■ Set exercise: Transcribe the lines from the line with "Give me the" to the line with "page-title[interactable]: 공모주/채권 청약", including both.

■ Supplied entries:
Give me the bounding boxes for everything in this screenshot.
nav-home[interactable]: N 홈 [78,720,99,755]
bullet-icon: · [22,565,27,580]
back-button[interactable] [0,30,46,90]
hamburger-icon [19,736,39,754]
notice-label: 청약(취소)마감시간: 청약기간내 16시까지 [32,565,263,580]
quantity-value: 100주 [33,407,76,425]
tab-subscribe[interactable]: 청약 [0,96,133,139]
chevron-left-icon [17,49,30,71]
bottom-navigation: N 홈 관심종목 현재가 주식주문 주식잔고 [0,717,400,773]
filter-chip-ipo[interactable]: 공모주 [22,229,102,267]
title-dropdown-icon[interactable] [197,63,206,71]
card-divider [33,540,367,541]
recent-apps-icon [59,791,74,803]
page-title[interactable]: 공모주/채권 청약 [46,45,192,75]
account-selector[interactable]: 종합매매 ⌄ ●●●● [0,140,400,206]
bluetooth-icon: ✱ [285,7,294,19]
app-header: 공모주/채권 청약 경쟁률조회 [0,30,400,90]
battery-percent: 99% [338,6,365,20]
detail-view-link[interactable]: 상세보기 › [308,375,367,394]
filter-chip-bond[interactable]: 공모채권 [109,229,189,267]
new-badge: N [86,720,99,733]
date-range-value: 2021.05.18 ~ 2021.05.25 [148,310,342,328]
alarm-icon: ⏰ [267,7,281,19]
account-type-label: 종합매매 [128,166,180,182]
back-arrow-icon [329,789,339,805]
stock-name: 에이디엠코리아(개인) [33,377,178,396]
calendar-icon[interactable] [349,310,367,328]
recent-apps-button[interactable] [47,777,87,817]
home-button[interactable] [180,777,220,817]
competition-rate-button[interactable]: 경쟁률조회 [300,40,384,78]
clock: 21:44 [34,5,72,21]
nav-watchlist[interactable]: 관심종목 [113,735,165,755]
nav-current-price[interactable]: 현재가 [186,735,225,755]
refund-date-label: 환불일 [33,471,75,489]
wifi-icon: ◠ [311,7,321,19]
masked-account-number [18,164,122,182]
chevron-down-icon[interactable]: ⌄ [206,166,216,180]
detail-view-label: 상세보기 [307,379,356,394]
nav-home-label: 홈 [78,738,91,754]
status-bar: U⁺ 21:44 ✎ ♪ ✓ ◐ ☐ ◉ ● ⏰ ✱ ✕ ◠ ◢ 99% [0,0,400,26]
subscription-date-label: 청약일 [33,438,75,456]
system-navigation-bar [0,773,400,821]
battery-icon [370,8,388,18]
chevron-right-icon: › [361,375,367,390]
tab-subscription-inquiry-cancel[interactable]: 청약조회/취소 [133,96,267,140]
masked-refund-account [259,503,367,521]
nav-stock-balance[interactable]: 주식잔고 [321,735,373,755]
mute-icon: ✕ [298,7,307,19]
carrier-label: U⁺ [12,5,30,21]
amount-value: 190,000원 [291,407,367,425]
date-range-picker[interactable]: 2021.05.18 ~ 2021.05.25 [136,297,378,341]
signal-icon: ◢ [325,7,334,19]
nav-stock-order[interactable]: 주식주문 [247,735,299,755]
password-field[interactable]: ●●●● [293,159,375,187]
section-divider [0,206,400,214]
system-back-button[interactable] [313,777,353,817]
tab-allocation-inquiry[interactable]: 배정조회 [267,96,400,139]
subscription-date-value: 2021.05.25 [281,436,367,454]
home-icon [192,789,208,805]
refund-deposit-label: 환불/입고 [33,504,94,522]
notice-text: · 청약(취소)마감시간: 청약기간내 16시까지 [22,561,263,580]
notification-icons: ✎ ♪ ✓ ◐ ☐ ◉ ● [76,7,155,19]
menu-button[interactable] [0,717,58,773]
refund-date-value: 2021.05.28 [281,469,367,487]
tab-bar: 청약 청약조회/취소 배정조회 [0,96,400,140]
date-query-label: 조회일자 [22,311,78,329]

* * *

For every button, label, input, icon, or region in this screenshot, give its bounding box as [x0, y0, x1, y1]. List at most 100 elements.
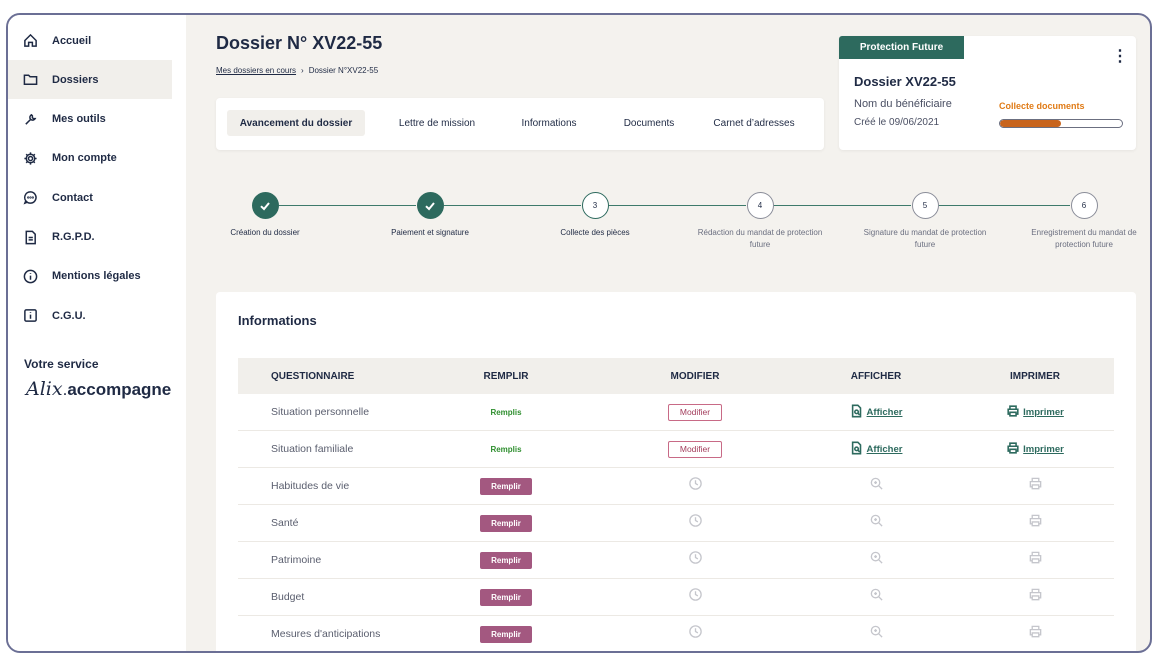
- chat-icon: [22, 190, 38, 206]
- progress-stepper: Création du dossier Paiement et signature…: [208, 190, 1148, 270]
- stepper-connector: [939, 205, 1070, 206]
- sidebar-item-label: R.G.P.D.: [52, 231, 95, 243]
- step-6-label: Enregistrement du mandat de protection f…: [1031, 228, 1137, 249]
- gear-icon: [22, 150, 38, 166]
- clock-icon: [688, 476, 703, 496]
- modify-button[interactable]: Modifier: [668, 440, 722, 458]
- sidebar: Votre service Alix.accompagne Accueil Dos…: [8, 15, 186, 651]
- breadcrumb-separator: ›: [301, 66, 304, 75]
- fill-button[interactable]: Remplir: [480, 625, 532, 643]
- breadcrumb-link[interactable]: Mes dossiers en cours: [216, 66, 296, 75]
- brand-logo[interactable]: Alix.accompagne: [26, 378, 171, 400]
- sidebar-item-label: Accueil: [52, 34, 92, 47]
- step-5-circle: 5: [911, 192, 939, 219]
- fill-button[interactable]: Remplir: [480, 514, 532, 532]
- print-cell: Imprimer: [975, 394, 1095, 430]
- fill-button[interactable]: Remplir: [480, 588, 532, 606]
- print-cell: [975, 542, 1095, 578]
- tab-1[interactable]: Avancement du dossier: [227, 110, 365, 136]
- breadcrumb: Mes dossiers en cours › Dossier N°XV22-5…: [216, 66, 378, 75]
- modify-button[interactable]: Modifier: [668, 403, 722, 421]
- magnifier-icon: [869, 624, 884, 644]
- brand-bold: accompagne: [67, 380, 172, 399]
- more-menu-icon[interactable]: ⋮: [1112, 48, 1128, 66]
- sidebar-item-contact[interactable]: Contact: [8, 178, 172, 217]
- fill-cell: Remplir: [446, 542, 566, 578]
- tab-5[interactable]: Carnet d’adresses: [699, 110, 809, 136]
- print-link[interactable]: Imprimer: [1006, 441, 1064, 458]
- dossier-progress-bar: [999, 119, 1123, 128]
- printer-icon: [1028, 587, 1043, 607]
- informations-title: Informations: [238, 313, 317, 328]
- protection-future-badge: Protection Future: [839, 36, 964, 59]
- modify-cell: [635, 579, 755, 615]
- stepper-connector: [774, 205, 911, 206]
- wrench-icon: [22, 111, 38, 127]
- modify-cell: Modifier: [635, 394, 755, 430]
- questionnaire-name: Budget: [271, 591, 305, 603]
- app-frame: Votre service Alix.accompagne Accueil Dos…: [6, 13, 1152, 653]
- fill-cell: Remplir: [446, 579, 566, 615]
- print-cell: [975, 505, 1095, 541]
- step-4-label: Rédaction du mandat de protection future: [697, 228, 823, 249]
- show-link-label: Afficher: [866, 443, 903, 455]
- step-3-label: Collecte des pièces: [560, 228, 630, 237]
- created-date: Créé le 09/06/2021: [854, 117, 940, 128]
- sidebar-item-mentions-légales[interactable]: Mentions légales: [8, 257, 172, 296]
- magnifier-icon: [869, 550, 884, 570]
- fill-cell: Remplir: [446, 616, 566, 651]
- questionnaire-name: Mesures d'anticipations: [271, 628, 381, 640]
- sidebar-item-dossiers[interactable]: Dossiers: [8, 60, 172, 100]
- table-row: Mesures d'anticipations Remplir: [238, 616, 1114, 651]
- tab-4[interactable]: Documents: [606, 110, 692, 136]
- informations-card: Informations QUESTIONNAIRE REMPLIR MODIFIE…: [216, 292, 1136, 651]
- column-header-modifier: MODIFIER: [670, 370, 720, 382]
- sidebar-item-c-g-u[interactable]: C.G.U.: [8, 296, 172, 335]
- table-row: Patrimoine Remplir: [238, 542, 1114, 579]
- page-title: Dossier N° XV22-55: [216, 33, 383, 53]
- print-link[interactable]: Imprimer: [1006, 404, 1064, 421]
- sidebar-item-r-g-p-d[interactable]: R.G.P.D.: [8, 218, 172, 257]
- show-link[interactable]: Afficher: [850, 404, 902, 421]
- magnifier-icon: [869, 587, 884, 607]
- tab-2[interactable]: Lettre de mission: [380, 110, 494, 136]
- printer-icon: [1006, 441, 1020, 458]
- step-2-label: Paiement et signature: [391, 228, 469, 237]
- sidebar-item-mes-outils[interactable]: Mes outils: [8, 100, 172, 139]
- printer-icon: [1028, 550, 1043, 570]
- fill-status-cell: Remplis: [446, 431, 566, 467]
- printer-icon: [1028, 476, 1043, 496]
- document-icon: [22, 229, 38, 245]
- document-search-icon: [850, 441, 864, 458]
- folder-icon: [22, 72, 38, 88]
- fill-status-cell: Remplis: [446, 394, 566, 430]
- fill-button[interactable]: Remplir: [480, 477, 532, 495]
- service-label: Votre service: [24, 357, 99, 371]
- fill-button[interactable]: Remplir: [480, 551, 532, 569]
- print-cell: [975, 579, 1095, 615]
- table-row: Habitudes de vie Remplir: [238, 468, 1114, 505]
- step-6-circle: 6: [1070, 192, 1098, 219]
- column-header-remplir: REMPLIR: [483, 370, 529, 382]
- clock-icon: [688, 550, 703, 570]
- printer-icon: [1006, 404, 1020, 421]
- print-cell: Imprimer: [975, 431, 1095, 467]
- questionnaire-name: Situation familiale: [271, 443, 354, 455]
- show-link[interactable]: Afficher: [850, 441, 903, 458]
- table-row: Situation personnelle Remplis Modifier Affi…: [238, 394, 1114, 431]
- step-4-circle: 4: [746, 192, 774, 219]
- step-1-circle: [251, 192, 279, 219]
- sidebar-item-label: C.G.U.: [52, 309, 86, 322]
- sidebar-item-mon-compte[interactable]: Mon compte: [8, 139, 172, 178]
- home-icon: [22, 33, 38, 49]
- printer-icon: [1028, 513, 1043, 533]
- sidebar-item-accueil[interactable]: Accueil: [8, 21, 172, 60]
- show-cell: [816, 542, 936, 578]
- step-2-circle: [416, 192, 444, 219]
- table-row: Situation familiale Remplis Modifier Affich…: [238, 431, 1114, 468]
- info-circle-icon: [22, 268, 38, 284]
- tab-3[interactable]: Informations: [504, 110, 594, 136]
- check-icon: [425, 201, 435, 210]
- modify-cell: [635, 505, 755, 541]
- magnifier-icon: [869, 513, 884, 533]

...

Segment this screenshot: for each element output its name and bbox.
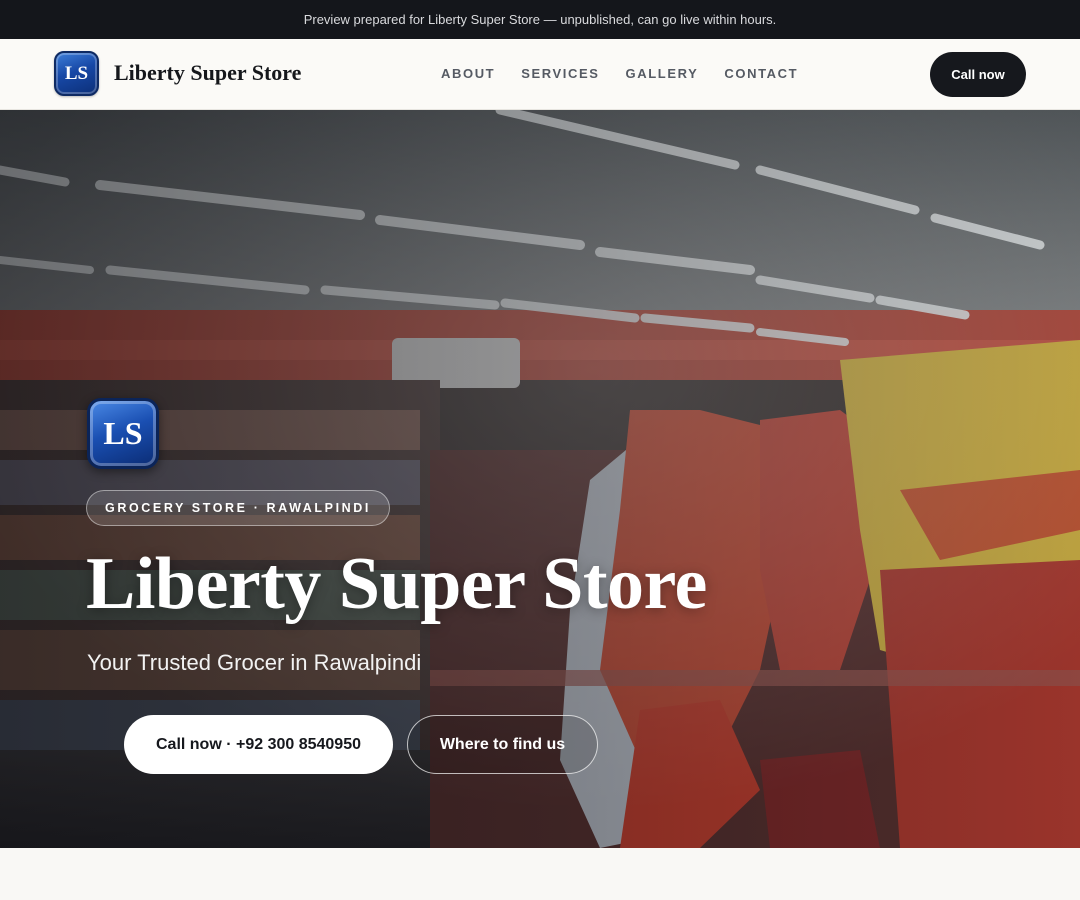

■ Response to this task:
Give me the bounding boxes for everything in this screenshot.
nav-home[interactable]: N 홈 [78,720,99,755]
bullet-icon: · [22,565,27,580]
back-button[interactable] [0,30,46,90]
hamburger-icon [19,736,39,754]
notice-label: 청약(취소)마감시간: 청약기간내 16시까지 [32,565,263,580]
quantity-value: 100주 [33,407,76,425]
tab-subscribe[interactable]: 청약 [0,96,133,139]
chevron-left-icon [17,49,30,71]
bottom-navigation: N 홈 관심종목 현재가 주식주문 주식잔고 [0,717,400,773]
filter-chip-ipo[interactable]: 공모주 [22,229,102,267]
title-dropdown-icon[interactable] [197,63,206,71]
card-divider [33,540,367,541]
recent-apps-icon [59,791,74,803]
page-title[interactable]: 공모주/채권 청약 [46,45,192,75]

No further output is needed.